YOUR INSTRUCTIONS =>
Provide the number of lines where the word "formato" occurs, and no other text.

▶

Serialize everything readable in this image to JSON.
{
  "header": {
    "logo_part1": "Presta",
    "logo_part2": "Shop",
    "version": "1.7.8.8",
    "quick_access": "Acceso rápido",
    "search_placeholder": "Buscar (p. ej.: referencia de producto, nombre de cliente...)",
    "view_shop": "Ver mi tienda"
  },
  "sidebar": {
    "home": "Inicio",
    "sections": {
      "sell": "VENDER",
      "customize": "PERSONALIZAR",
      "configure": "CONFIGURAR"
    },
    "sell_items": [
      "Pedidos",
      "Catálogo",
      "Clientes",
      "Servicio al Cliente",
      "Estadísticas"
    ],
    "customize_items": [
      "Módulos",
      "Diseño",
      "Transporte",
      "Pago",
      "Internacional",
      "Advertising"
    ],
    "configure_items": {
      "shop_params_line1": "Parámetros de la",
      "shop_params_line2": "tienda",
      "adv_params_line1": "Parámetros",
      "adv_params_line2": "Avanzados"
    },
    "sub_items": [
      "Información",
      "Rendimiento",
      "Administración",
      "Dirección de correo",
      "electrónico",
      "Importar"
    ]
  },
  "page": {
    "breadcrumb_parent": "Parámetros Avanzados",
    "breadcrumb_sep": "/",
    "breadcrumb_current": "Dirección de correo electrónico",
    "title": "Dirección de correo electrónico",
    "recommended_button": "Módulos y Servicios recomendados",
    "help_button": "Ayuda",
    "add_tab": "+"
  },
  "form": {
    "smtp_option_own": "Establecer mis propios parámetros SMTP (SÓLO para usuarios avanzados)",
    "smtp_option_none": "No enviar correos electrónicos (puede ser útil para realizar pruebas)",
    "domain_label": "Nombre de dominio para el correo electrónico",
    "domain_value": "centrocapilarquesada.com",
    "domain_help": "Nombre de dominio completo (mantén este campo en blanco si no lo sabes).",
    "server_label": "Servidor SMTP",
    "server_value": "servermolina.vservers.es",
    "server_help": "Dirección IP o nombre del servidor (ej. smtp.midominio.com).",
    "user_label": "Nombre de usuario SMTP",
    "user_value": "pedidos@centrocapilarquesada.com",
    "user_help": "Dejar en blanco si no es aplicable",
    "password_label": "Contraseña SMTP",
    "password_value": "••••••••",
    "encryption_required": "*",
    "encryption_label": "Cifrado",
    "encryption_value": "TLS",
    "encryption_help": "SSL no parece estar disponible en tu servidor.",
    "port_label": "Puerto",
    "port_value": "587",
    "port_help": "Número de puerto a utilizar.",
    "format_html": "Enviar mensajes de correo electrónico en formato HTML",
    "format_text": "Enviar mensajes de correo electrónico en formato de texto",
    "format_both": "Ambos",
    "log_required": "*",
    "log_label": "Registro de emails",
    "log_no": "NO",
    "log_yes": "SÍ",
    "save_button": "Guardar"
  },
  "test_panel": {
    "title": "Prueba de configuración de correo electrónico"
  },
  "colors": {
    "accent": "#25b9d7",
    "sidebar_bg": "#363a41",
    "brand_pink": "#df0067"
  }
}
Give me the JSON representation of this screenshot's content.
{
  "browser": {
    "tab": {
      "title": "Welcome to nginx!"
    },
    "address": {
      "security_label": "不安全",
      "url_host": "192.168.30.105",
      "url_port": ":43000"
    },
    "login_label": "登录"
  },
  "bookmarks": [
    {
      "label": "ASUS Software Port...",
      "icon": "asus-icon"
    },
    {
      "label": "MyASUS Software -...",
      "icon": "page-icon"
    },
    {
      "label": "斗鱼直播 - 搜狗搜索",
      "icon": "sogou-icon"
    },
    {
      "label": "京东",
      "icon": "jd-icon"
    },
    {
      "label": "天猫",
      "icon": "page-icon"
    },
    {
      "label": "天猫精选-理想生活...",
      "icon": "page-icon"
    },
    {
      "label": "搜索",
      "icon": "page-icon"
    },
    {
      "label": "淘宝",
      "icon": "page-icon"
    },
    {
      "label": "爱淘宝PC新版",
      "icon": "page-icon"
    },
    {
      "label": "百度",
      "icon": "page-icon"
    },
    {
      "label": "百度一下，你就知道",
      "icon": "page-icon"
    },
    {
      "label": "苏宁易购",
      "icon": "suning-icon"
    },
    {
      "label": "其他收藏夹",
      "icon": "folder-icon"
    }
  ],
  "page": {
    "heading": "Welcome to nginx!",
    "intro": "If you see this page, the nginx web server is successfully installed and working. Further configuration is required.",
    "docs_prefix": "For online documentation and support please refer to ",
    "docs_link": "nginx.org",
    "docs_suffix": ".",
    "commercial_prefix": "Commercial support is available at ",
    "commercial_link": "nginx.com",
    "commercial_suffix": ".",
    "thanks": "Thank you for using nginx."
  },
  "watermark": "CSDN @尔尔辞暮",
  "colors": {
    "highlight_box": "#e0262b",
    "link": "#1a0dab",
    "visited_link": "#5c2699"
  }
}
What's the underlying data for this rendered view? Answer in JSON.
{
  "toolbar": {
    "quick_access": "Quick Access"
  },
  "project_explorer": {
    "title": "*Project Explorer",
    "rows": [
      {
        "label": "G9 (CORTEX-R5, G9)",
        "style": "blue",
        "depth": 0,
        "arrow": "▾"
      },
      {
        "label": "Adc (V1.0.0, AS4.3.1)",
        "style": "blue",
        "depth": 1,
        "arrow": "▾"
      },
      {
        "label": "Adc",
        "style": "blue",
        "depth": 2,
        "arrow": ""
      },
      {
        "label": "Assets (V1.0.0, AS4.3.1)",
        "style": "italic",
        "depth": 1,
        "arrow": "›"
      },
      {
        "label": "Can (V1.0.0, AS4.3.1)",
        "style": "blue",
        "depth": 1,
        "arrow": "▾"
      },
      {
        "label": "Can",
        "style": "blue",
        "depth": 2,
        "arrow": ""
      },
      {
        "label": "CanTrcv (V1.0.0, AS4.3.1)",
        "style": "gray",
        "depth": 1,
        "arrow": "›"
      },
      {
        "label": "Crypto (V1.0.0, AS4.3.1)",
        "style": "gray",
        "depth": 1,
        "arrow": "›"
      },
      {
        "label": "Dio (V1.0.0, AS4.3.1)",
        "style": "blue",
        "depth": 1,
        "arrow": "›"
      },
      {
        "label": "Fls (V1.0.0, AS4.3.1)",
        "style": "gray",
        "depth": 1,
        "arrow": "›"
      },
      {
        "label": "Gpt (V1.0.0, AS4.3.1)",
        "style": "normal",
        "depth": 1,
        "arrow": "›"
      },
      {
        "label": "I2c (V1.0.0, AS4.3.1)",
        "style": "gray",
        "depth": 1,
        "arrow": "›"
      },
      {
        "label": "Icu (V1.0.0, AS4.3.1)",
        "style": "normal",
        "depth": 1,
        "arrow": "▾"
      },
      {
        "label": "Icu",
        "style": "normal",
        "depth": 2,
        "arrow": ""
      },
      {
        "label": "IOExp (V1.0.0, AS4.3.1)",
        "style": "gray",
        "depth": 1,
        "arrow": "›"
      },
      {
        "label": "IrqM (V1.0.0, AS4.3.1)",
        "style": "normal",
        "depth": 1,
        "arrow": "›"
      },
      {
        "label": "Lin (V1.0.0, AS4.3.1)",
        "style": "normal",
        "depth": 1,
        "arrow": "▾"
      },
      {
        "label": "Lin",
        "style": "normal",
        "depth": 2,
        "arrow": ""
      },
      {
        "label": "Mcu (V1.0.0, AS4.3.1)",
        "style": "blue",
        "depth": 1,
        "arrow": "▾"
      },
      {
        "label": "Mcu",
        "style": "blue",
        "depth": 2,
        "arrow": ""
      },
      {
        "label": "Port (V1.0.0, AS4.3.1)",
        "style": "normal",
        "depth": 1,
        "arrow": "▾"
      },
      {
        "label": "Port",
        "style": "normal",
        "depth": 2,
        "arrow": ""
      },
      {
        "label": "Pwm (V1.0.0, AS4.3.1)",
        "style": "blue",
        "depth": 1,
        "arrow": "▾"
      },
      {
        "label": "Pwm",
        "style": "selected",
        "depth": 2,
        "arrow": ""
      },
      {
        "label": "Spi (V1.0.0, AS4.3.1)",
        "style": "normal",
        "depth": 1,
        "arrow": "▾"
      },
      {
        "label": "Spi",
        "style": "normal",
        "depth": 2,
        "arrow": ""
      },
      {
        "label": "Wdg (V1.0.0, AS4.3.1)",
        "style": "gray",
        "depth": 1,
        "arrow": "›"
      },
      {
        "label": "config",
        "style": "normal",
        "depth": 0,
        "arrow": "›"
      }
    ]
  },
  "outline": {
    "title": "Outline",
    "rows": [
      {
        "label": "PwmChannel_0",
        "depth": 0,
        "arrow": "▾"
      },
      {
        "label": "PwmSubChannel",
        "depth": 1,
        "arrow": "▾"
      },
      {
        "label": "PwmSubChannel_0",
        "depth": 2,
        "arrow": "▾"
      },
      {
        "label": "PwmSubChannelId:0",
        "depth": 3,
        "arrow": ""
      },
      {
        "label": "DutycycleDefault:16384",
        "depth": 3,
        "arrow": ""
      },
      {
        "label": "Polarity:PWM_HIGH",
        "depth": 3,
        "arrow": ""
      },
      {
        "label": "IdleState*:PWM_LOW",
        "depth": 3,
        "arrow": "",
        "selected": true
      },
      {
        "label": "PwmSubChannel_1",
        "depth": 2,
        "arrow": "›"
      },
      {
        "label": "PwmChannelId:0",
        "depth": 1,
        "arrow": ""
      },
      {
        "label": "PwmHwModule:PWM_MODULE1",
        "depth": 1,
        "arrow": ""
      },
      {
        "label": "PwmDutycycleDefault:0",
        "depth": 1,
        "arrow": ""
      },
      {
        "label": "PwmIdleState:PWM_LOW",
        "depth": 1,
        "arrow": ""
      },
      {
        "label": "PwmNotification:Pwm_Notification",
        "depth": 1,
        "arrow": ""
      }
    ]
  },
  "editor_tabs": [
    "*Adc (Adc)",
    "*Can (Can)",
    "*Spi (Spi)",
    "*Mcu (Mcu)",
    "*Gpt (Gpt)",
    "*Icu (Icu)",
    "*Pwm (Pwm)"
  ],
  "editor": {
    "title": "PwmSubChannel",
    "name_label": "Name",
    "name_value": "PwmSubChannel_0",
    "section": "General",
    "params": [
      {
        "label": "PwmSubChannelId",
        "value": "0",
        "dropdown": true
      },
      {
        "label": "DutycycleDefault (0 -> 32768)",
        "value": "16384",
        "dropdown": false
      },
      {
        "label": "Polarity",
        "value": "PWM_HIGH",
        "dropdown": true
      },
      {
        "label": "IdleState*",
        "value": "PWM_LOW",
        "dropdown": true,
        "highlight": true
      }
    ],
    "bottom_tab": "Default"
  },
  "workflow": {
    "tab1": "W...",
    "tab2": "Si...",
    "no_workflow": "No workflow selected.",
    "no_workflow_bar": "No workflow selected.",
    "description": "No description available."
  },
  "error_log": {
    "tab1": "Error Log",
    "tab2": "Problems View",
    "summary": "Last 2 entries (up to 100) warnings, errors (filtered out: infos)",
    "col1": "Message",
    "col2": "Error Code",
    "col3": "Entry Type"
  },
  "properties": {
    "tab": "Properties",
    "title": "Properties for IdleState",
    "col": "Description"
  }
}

◀

SOLUTION FOR THIS TASK =>
2